- [REQUIRED TASK] Gather up the lines with the word "source" in them.

- [RECORD SET]
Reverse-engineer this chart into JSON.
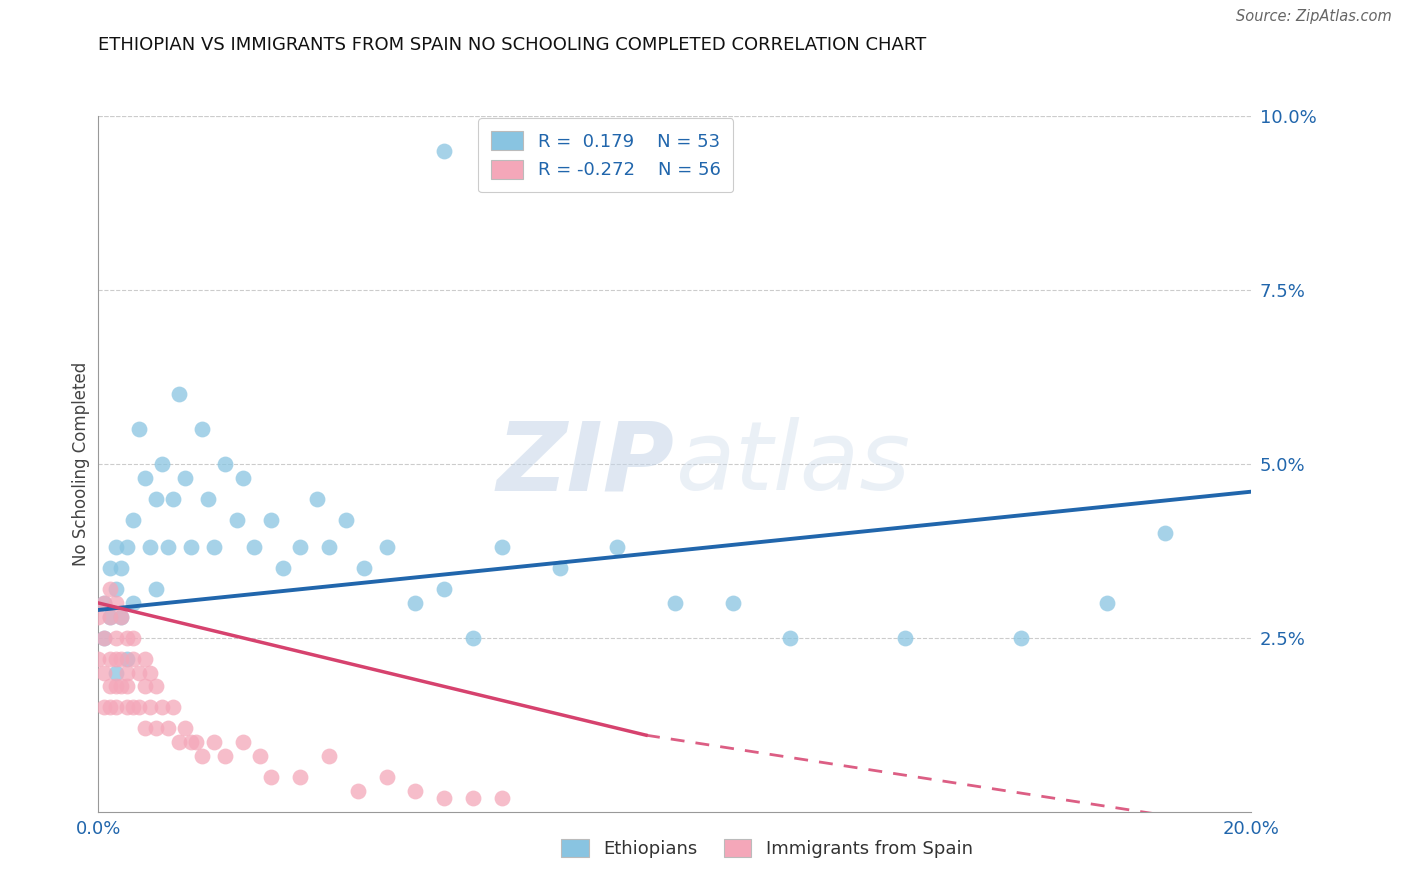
{
  "title": "ETHIOPIAN VS IMMIGRANTS FROM SPAIN NO SCHOOLING COMPLETED CORRELATION CHART",
  "source": "Source: ZipAtlas.com",
  "ylabel": "No Schooling Completed",
  "xlim": [
    0.0,
    0.2
  ],
  "ylim": [
    0.0,
    0.1
  ],
  "xticks": [
    0.0,
    0.2
  ],
  "yticks": [
    0.0,
    0.025,
    0.05,
    0.075,
    0.1
  ],
  "xtick_labels": [
    "0.0%",
    "20.0%"
  ],
  "ytick_labels": [
    "",
    "2.5%",
    "5.0%",
    "7.5%",
    "10.0%"
  ],
  "blue_color": "#89c4e1",
  "pink_color": "#f4a7b9",
  "blue_line_color": "#2166ac",
  "pink_line_color": "#d6426e",
  "legend_r_blue": "R =  0.179",
  "legend_n_blue": "N = 53",
  "legend_r_pink": "R = -0.272",
  "legend_n_pink": "N = 56",
  "legend_label_blue": "Ethiopians",
  "legend_label_pink": "Immigrants from Spain",
  "watermark_zip": "ZIP",
  "watermark_atlas": "atlas",
  "ethiopians_x": [
    0.001,
    0.001,
    0.002,
    0.002,
    0.003,
    0.003,
    0.003,
    0.004,
    0.004,
    0.005,
    0.005,
    0.006,
    0.006,
    0.007,
    0.008,
    0.009,
    0.01,
    0.01,
    0.011,
    0.012,
    0.013,
    0.014,
    0.015,
    0.016,
    0.018,
    0.019,
    0.02,
    0.022,
    0.024,
    0.025,
    0.027,
    0.03,
    0.032,
    0.035,
    0.038,
    0.04,
    0.043,
    0.046,
    0.05,
    0.055,
    0.06,
    0.065,
    0.07,
    0.08,
    0.09,
    0.1,
    0.11,
    0.12,
    0.14,
    0.16,
    0.175,
    0.185,
    0.06
  ],
  "ethiopians_y": [
    0.03,
    0.025,
    0.035,
    0.028,
    0.038,
    0.032,
    0.02,
    0.035,
    0.028,
    0.038,
    0.022,
    0.042,
    0.03,
    0.055,
    0.048,
    0.038,
    0.045,
    0.032,
    0.05,
    0.038,
    0.045,
    0.06,
    0.048,
    0.038,
    0.055,
    0.045,
    0.038,
    0.05,
    0.042,
    0.048,
    0.038,
    0.042,
    0.035,
    0.038,
    0.045,
    0.038,
    0.042,
    0.035,
    0.038,
    0.03,
    0.032,
    0.025,
    0.038,
    0.035,
    0.038,
    0.03,
    0.03,
    0.025,
    0.025,
    0.025,
    0.03,
    0.04,
    0.095
  ],
  "spain_x": [
    0.0,
    0.0,
    0.001,
    0.001,
    0.001,
    0.001,
    0.002,
    0.002,
    0.002,
    0.002,
    0.002,
    0.003,
    0.003,
    0.003,
    0.003,
    0.003,
    0.004,
    0.004,
    0.004,
    0.005,
    0.005,
    0.005,
    0.005,
    0.006,
    0.006,
    0.006,
    0.007,
    0.007,
    0.008,
    0.008,
    0.008,
    0.009,
    0.009,
    0.01,
    0.01,
    0.011,
    0.012,
    0.013,
    0.014,
    0.015,
    0.016,
    0.017,
    0.018,
    0.02,
    0.022,
    0.025,
    0.028,
    0.03,
    0.035,
    0.04,
    0.045,
    0.05,
    0.055,
    0.06,
    0.065,
    0.07
  ],
  "spain_y": [
    0.028,
    0.022,
    0.03,
    0.025,
    0.02,
    0.015,
    0.032,
    0.028,
    0.022,
    0.018,
    0.015,
    0.03,
    0.025,
    0.022,
    0.018,
    0.015,
    0.028,
    0.022,
    0.018,
    0.025,
    0.02,
    0.018,
    0.015,
    0.025,
    0.022,
    0.015,
    0.02,
    0.015,
    0.022,
    0.018,
    0.012,
    0.02,
    0.015,
    0.018,
    0.012,
    0.015,
    0.012,
    0.015,
    0.01,
    0.012,
    0.01,
    0.01,
    0.008,
    0.01,
    0.008,
    0.01,
    0.008,
    0.005,
    0.005,
    0.008,
    0.003,
    0.005,
    0.003,
    0.002,
    0.002,
    0.002
  ],
  "blue_trend": [
    0.0,
    0.2,
    0.029,
    0.046
  ],
  "pink_trend_solid": [
    0.0,
    0.095,
    0.03,
    0.011
  ],
  "pink_trend_dash": [
    0.095,
    0.22,
    0.011,
    -0.005
  ]
}
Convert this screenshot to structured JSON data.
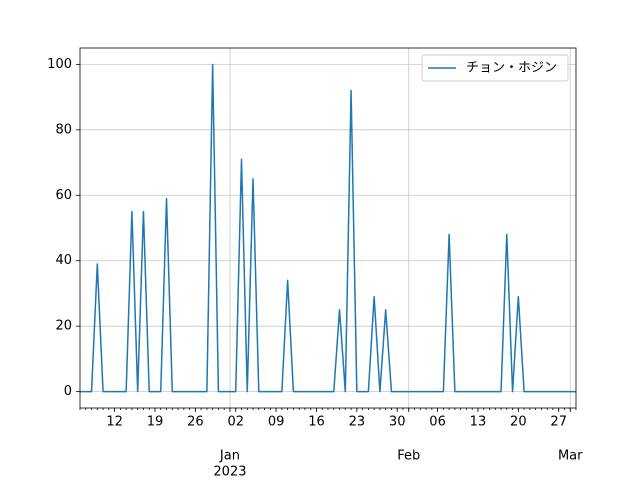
{
  "chart_data": {
    "type": "line",
    "x": [
      "2022-12-06",
      "2022-12-07",
      "2022-12-08",
      "2022-12-09",
      "2022-12-10",
      "2022-12-11",
      "2022-12-12",
      "2022-12-13",
      "2022-12-14",
      "2022-12-15",
      "2022-12-16",
      "2022-12-17",
      "2022-12-18",
      "2022-12-19",
      "2022-12-20",
      "2022-12-21",
      "2022-12-22",
      "2022-12-23",
      "2022-12-24",
      "2022-12-25",
      "2022-12-26",
      "2022-12-27",
      "2022-12-28",
      "2022-12-29",
      "2022-12-30",
      "2022-12-31",
      "2023-01-01",
      "2023-01-02",
      "2023-01-03",
      "2023-01-04",
      "2023-01-05",
      "2023-01-06",
      "2023-01-07",
      "2023-01-08",
      "2023-01-09",
      "2023-01-10",
      "2023-01-11",
      "2023-01-12",
      "2023-01-13",
      "2023-01-14",
      "2023-01-15",
      "2023-01-16",
      "2023-01-17",
      "2023-01-18",
      "2023-01-19",
      "2023-01-20",
      "2023-01-21",
      "2023-01-22",
      "2023-01-23",
      "2023-01-24",
      "2023-01-25",
      "2023-01-26",
      "2023-01-27",
      "2023-01-28",
      "2023-01-29",
      "2023-01-30",
      "2023-01-31",
      "2023-02-01",
      "2023-02-02",
      "2023-02-03",
      "2023-02-04",
      "2023-02-05",
      "2023-02-06",
      "2023-02-07",
      "2023-02-08",
      "2023-02-09",
      "2023-02-10",
      "2023-02-11",
      "2023-02-12",
      "2023-02-13",
      "2023-02-14",
      "2023-02-15",
      "2023-02-16",
      "2023-02-17",
      "2023-02-18",
      "2023-02-19",
      "2023-02-20",
      "2023-02-21",
      "2023-02-22",
      "2023-02-23",
      "2023-02-24",
      "2023-02-25",
      "2023-02-26",
      "2023-02-27",
      "2023-02-28",
      "2023-03-01",
      "2023-03-02"
    ],
    "series": [
      {
        "name": "チョン・ホジン",
        "color": "#1f77b4",
        "values": [
          0,
          0,
          0,
          39,
          0,
          0,
          0,
          0,
          0,
          55,
          0,
          55,
          0,
          0,
          0,
          59,
          0,
          0,
          0,
          0,
          0,
          0,
          0,
          100,
          0,
          0,
          0,
          0,
          71,
          0,
          65,
          0,
          0,
          0,
          0,
          0,
          34,
          0,
          0,
          0,
          0,
          0,
          0,
          0,
          0,
          25,
          0,
          92,
          0,
          0,
          0,
          29,
          0,
          25,
          0,
          0,
          0,
          0,
          0,
          0,
          0,
          0,
          0,
          0,
          48,
          0,
          0,
          0,
          0,
          0,
          0,
          0,
          0,
          0,
          48,
          0,
          29,
          0,
          0,
          0,
          0,
          0,
          0,
          0,
          0,
          0,
          0
        ]
      }
    ],
    "xlim": [
      "2022-12-06",
      "2023-03-02"
    ],
    "xticks": [
      {
        "value": "2022-12-12",
        "label": "12"
      },
      {
        "value": "2022-12-19",
        "label": "19"
      },
      {
        "value": "2022-12-26",
        "label": "26"
      },
      {
        "value": "2023-01-02",
        "label": "02"
      },
      {
        "value": "2023-01-09",
        "label": "09"
      },
      {
        "value": "2023-01-16",
        "label": "16"
      },
      {
        "value": "2023-01-23",
        "label": "23"
      },
      {
        "value": "2023-01-30",
        "label": "30"
      },
      {
        "value": "2023-02-06",
        "label": "06"
      },
      {
        "value": "2023-02-13",
        "label": "13"
      },
      {
        "value": "2023-02-20",
        "label": "20"
      },
      {
        "value": "2023-02-27",
        "label": "27"
      }
    ],
    "xticks_major": [
      {
        "value": "2023-01-01",
        "label": "Jan",
        "label2": "2023"
      },
      {
        "value": "2023-02-01",
        "label": "Feb"
      },
      {
        "value": "2023-03-01",
        "label": "Mar"
      }
    ],
    "ylim": [
      -5,
      105
    ],
    "yticks": [
      0,
      20,
      40,
      60,
      80,
      100
    ],
    "grid": true,
    "legend": "upper right"
  }
}
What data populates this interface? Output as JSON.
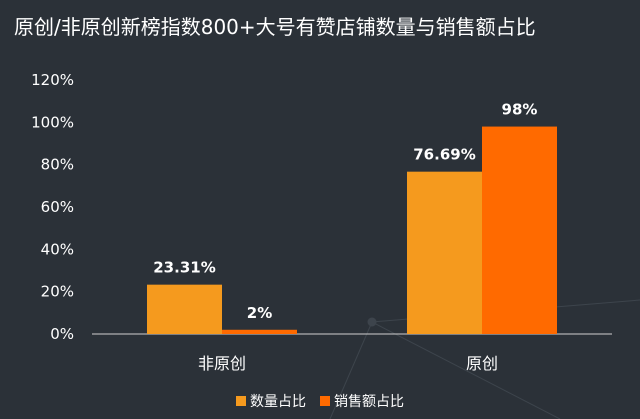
{
  "colors": {
    "background": "#2b3138",
    "series_quantity": "#f59a1e",
    "series_sales": "#ff6a00",
    "axis_line": "#d0d0d0"
  },
  "chart_data": {
    "type": "bar",
    "title": "原创/非原创新榜指数800+大号有赞店铺数量与销售额占比",
    "categories": [
      "非原创",
      "原创"
    ],
    "series": [
      {
        "name": "数量占比",
        "values": [
          23.31,
          76.69
        ],
        "labels": [
          "23.31%",
          "76.69%"
        ]
      },
      {
        "name": "销售额占比",
        "values": [
          2,
          98
        ],
        "labels": [
          "2%",
          "98%"
        ]
      }
    ],
    "ylim": [
      0,
      120
    ],
    "yticks": [
      0,
      20,
      40,
      60,
      80,
      100,
      120
    ],
    "ytick_labels": [
      "0%",
      "20%",
      "40%",
      "60%",
      "80%",
      "100%",
      "120%"
    ],
    "xlabel": "",
    "ylabel": "",
    "grid": false,
    "legend_position": "bottom"
  }
}
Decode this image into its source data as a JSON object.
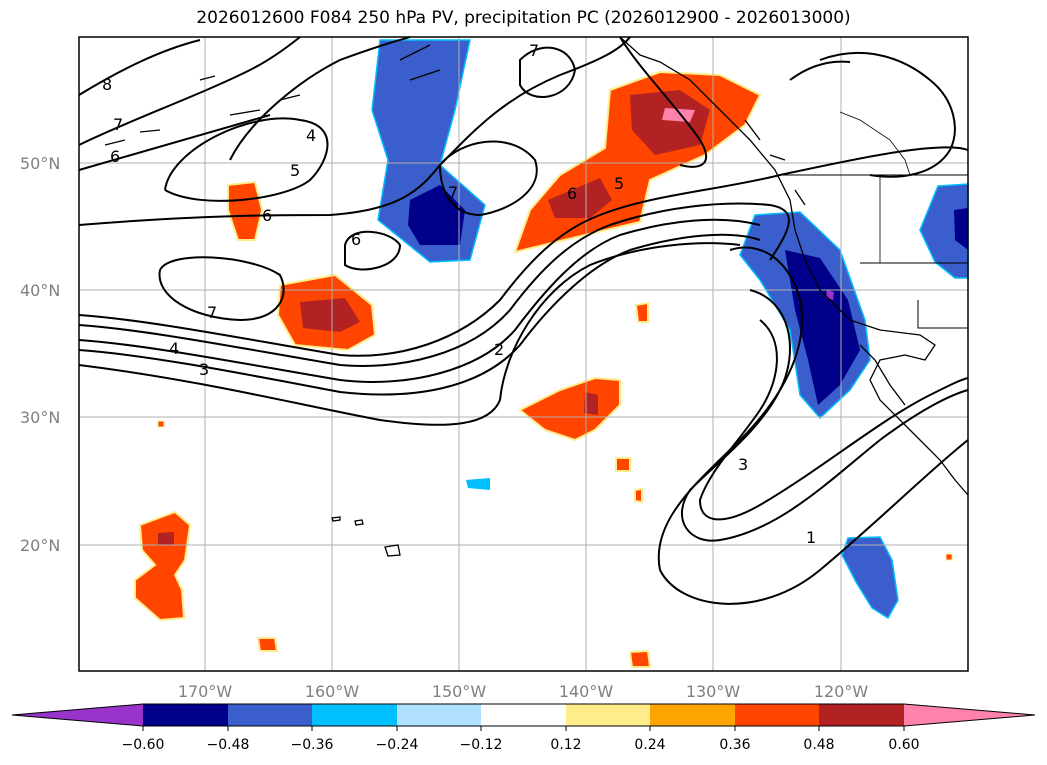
{
  "title": "2026012600 F084 250 hPa PV, precipitation PC (2026012900 - 2026013000)",
  "map": {
    "lat_labels": [
      "50°N",
      "40°N",
      "30°N",
      "20°N"
    ],
    "lon_labels": [
      "170°W",
      "160°W",
      "150°W",
      "140°W",
      "130°W",
      "120°W"
    ],
    "contour_labels": [
      "8",
      "7",
      "6",
      "4",
      "5",
      "6",
      "7",
      "6",
      "7",
      "4",
      "3",
      "2",
      "6",
      "5",
      "7",
      "3",
      "1"
    ]
  },
  "colorbar": {
    "ticks": [
      "−0.60",
      "−0.48",
      "−0.36",
      "−0.24",
      "−0.12",
      "0.12",
      "0.24",
      "0.36",
      "0.48",
      "0.60"
    ],
    "colors": {
      "under": "#9933cc",
      "bins": [
        "#00008b",
        "#3a5fcd",
        "#00bfff",
        "#b0e2ff",
        "#ffffff",
        "#ffec8b",
        "#ffa500",
        "#ff4500",
        "#b22222"
      ],
      "over": "#ff82ab"
    }
  }
}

- [ANSWER TO THIS EXERCISE]
  "source": "Source: ZipAtlas.com",
Decode this image into its source data as a JSON object.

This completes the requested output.